# WHAT IS ASKED
a. According to the excerpt about Nasser and Syria, in what month and year did Assad seize control of the country?
b. Print the stretch of the excerpt about Nasser and Syria from "After a Nasser-instigated" through "of Syrian independence.".
c. Proceed with the excerpt about Nasser and Syria, writing on from its final sentence.

#### PAGE EXCERPT

After a Nasser-instigated revolution in Syria, he pushed for a merger of the two countries into the “United Arab Republic.” Next, he appointed a high commissioner to administer affairs in Damascus and benefited from the services of a sadistic secret police chief. The Ba'ath Party of Syria wanted only to be Nasser's political tool, seeking closer union with Egypt. For Nasser, total devotion was not enough. Once he took over, Nasser sought to dismantle surviving trace elements of Syrian independence.

"The speed with which Nasser proceeded to squander" the "adulation" he enjoyed in Syria "was remarkable, writes Rowell. There was a "mismatch between Nasser's intentions and Syrians' expectations." A period of vicious instability followed that forced the Egyptian overlords out. Nonetheless, a pro-Nasser faction emerged that included a certain captain Hafez al-Assad. He, too, had been on  Nasser's payroll, was influenced by his style of rule, and lived in Cairo, perhaps rubbing elbows with Saddam Hussein. In September 1970, Assad wrested control of the country.

The psychopath does not fall far from the sociopath. Hafez's son Bashar replaced his father in July 2000. At least 350,000 Arabs have been killed in the fighting to keep the Assad clan of Alawites in power. Bashar, having butchered his way back into Arab good graces, is today a rehabilitated member of the Arab League hectoring Israel and praising the "Gaza Resistance."

########
#### SOURCE EXCERPT

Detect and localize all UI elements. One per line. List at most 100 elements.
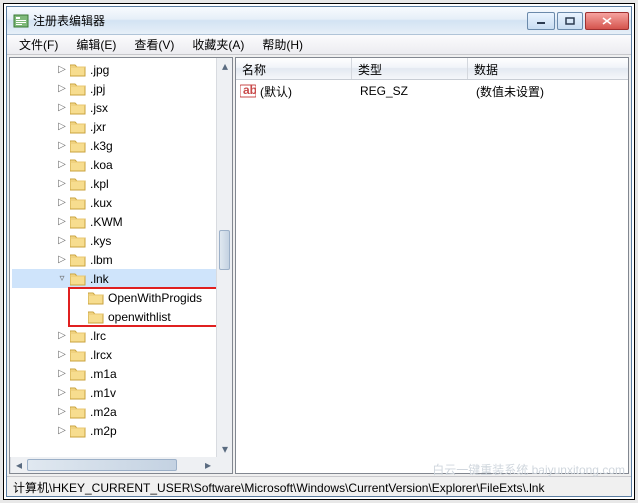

########

# RESULTS IN ORDER
a. September 1970

b.
After a Nasser-instigated revolution in Syria, he pushed for a merger of the two countries into the “United Arab Republic.” Next, he appointed a high commissioner to administer affairs in Damascus and benefited from the services of a sadistic secret police chief. The Ba'ath Party of Syria wanted only to be Nasser's political tool, seeking closer union with Egypt. For Nasser, total devotion was not enough. Once he took over, Nasser sought to dismantle surviving trace elements of Syrian independence.

c.
In Lebanon, Nasser played a central role in stoking the 1958 intramural fighting, which heralded the unraveling of Lebanon's delicate sectarian political system. Then in 1964, he created, funded, and trained the Palestine Liberation Organization. He endorsed the ascendency of Cairo-born Yassir Arafat in 1967, as he edged out the PLO's founding chairman, Ahmad Shuqayri of Lebanon. The Palestinians had arrived in Lebanon after the 1948 War. By 1968, their "refugee camps" (opposition to permanent resettlement is a core ethos of Palestinian victimization) became autonomous, and PLO militias developed into a potent armed force. Nasser pressured the disintegrating Lebanese polity into accepting the “Cairo Agreement” (1969), which created a state within a state and gave the PLO the right to attack Israel from Lebanon. The country never regained sovereignty over its borders.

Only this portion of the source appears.